• **Exercise**
Every line below should be repeated exactly.

Entries taken from a collection
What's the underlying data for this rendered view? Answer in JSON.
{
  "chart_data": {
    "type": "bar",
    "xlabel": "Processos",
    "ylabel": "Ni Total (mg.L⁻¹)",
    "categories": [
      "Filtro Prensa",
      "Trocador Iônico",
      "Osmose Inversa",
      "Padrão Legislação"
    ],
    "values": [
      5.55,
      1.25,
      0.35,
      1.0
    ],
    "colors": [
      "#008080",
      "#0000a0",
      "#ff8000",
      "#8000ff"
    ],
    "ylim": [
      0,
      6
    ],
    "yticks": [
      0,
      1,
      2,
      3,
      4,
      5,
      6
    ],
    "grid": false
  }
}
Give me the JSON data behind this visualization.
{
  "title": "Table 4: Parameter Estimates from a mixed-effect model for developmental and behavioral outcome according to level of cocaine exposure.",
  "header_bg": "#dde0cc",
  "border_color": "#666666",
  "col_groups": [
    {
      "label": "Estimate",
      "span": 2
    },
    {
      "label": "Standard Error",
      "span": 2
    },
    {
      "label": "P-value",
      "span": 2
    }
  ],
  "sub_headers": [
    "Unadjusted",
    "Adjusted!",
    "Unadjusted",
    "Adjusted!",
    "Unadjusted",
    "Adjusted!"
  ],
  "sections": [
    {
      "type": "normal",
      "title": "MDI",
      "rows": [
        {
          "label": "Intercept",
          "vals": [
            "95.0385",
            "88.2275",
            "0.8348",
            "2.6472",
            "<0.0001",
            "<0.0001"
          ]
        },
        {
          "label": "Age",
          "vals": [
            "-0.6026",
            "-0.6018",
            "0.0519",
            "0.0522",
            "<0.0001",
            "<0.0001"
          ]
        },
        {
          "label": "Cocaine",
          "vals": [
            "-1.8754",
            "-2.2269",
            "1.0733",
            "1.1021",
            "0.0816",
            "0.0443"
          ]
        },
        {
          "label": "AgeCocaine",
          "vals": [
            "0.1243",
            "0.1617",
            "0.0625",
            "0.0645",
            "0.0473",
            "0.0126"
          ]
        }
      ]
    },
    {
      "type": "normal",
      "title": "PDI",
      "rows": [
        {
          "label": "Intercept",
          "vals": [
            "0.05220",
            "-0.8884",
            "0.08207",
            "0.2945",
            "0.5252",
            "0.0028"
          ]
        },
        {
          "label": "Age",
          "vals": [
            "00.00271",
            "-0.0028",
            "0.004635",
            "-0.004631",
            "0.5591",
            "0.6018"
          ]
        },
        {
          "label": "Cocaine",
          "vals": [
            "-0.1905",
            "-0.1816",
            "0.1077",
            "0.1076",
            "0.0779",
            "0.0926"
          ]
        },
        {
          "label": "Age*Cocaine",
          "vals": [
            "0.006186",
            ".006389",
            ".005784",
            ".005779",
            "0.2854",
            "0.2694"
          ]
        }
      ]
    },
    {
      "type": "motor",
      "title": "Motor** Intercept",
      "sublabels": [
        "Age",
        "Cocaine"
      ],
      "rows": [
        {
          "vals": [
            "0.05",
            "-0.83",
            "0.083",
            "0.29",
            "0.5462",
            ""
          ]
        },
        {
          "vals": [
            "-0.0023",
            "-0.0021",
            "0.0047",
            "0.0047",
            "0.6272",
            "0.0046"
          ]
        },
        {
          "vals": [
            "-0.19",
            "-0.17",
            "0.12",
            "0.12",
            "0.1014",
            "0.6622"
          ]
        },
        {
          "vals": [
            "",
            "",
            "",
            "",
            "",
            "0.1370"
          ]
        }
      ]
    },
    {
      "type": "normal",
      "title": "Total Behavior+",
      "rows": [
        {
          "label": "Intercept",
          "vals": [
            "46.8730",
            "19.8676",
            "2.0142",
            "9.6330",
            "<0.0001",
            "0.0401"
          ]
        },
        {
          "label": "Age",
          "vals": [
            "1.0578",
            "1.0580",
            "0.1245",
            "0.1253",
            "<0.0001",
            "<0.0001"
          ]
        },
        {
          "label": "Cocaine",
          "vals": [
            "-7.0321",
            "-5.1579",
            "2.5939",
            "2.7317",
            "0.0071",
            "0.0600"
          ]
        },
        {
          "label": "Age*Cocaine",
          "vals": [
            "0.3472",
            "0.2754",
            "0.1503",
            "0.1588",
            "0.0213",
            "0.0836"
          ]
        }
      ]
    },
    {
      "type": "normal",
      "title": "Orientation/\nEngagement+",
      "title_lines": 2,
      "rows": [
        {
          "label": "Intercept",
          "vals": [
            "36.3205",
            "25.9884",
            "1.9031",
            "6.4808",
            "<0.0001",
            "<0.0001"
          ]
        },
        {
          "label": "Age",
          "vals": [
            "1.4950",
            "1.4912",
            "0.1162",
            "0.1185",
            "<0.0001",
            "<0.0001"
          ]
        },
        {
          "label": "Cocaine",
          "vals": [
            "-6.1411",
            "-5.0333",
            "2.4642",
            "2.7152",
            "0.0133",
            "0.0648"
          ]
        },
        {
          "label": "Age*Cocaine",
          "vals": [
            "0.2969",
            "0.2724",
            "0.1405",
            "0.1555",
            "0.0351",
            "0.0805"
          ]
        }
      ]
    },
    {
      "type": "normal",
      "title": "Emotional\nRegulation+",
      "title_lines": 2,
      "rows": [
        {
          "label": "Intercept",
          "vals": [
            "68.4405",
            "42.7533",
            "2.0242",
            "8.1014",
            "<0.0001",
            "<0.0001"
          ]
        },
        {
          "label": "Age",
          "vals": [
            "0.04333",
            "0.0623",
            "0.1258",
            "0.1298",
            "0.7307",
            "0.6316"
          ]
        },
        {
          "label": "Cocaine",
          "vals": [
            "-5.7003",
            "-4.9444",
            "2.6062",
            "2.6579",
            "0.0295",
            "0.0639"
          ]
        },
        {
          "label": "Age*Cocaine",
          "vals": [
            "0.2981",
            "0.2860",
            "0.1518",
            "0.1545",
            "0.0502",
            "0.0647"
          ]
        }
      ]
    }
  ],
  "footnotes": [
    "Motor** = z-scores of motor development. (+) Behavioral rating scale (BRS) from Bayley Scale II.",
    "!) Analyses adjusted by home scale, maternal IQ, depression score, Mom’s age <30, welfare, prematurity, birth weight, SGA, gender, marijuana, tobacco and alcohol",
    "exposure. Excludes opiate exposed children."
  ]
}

• **Output of the task**
What's the underlying data for this rendered view? Answer in JSON.
{
  "chart_data": {
    "type": "bar",
    "xlabel": "Processos",
    "ylabel": "Ni Total (mg.L⁻¹)",
    "categories": [
      "Filtro Prensa",
      "Trocador Iônico",
      "Osmose Inversa",
      "Padrão Legislação"
    ],
    "values": [
      5.55,
      1.25,
      0.35,
      1.0
    ],
    "colors": [
      "#008080",
      "#0000a0",
      "#ff8000",
      "#8000ff"
    ],
    "ylim": [
      0,
      6
    ],
    "yticks": [
      0,
      1,
      2,
      3,
      4,
      5,
      6
    ],
    "grid": false
  }
}
Give me the JSON data behind this visualization.
{
  "title": "Table 4: Parameter Estimates from a mixed-effect model for developmental and behavioral outcome according to level of cocaine exposure.",
  "header_bg": "#dde0cc",
  "border_color": "#666666",
  "col_groups": [
    {
      "label": "Estimate",
      "span": 2
    },
    {
      "label": "Standard Error",
      "span": 2
    },
    {
      "label": "P-value",
      "span": 2
    }
  ],
  "sub_headers": [
    "Unadjusted",
    "Adjusted!",
    "Unadjusted",
    "Adjusted!",
    "Unadjusted",
    "Adjusted!"
  ],
  "sections": [
    {
      "type": "normal",
      "title": "MDI",
      "rows": [
        {
          "label": "Intercept",
          "vals": [
            "95.0385",
            "88.2275",
            "0.8348",
            "2.6472",
            "<0.0001",
            "<0.0001"
          ]
        },
        {
          "label": "Age",
          "vals": [
            "-0.6026",
            "-0.6018",
            "0.0519",
            "0.0522",
            "<0.0001",
            "<0.0001"
          ]
        },
        {
          "label": "Cocaine",
          "vals": [
            "-1.8754",
            "-2.2269",
            "1.0733",
            "1.1021",
            "0.0816",
            "0.0443"
          ]
        },
        {
          "label": "AgeCocaine",
          "vals": [
            "0.1243",
            "0.1617",
            "0.0625",
            "0.0645",
            "0.0473",
            "0.0126"
          ]
        }
      ]
    },
    {
      "type": "normal",
      "title": "PDI",
      "rows": [
        {
          "label": "Intercept",
          "vals": [
            "0.05220",
            "-0.8884",
            "0.08207",
            "0.2945",
            "0.5252",
            "0.0028"
          ]
        },
        {
          "label": "Age",
          "vals": [
            "00.00271",
            "-0.0028",
            "0.004635",
            "-0.004631",
            "0.5591",
            "0.6018"
          ]
        },
        {
          "label": "Cocaine",
          "vals": [
            "-0.1905",
            "-0.1816",
            "0.1077",
            "0.1076",
            "0.0779",
            "0.0926"
          ]
        },
        {
          "label": "Age*Cocaine",
          "vals": [
            "0.006186",
            ".006389",
            ".005784",
            ".005779",
            "0.2854",
            "0.2694"
          ]
        }
      ]
    },
    {
      "type": "motor",
      "title": "Motor** Intercept",
      "sublabels": [
        "Age",
        "Cocaine"
      ],
      "rows": [
        {
          "vals": [
            "0.05",
            "-0.83",
            "0.083",
            "0.29",
            "0.5462",
            ""
          ]
        },
        {
          "vals": [
            "-0.0023",
            "-0.0021",
            "0.0047",
            "0.0047",
            "0.6272",
            "0.0046"
          ]
        },
        {
          "vals": [
            "-0.19",
            "-0.17",
            "0.12",
            "0.12",
            "0.1014",
            "0.6622"
          ]
        },
        {
          "vals": [
            "",
            "",
            "",
            "",
            "",
            "0.1370"
          ]
        }
      ]
    },
    {
      "type": "normal",
      "title": "Total Behavior+",
      "rows": [
        {
          "label": "Intercept",
          "vals": [
            "46.8730",
            "19.8676",
            "2.0142",
            "9.6330",
            "<0.0001",
            "0.0401"
          ]
        },
        {
          "label": "Age",
          "vals": [
            "1.0578",
            "1.0580",
            "0.1245",
            "0.1253",
            "<0.0001",
            "<0.0001"
          ]
        },
        {
          "label": "Cocaine",
          "vals": [
            "-7.0321",
            "-5.1579",
            "2.5939",
            "2.7317",
            "0.0071",
            "0.0600"
          ]
        },
        {
          "label": "Age*Cocaine",
          "vals": [
            "0.3472",
            "0.2754",
            "0.1503",
            "0.1588",
            "0.0213",
            "0.0836"
          ]
        }
      ]
    },
    {
      "type": "normal",
      "title": "Orientation/\nEngagement+",
      "title_lines": 2,
      "rows": [
        {
          "label": "Intercept",
          "vals": [
            "36.3205",
            "25.9884",
            "1.9031",
            "6.4808",
            "<0.0001",
            "<0.0001"
          ]
        },
        {
          "label": "Age",
          "vals": [
            "1.4950",
            "1.4912",
            "0.1162",
            "0.1185",
            "<0.0001",
            "<0.0001"
          ]
        },
        {
          "label": "Cocaine",
          "vals": [
            "-6.1411",
            "-5.0333",
            "2.4642",
            "2.7152",
            "0.0133",
            "0.0648"
          ]
        },
        {
          "label": "Age*Cocaine",
          "vals": [
            "0.2969",
            "0.2724",
            "0.1405",
            "0.1555",
            "0.0351",
            "0.0805"
          ]
        }
      ]
    },
    {
      "type": "normal",
      "title": "Emotional\nRegulation+",
      "title_lines": 2,
      "rows": [
        {
          "label": "Intercept",
          "vals": [
            "68.4405",
            "42.7533",
            "2.0242",
            "8.1014",
            "<0.0001",
            "<0.0001"
          ]
        },
        {
          "label": "Age",
          "vals": [
            "0.04333",
            "0.0623",
            "0.1258",
            "0.1298",
            "0.7307",
            "0.6316"
          ]
        },
        {
          "label": "Cocaine",
          "vals": [
            "-5.7003",
            "-4.9444",
            "2.6062",
            "2.6579",
            "0.0295",
            "0.0639"
          ]
        },
        {
          "label": "Age*Cocaine",
          "vals": [
            "0.2981",
            "0.2860",
            "0.1518",
            "0.1545",
            "0.0502",
            "0.0647"
          ]
        }
      ]
    }
  ],
  "footnotes": [
    "Motor** = z-scores of motor development. (+) Behavioral rating scale (BRS) from Bayley Scale II.",
    "!) Analyses adjusted by home scale, maternal IQ, depression score, Mom’s age <30, welfare, prematurity, birth weight, SGA, gender, marijuana, tobacco and alcohol",
    "exposure. Excludes opiate exposed children."
  ]
}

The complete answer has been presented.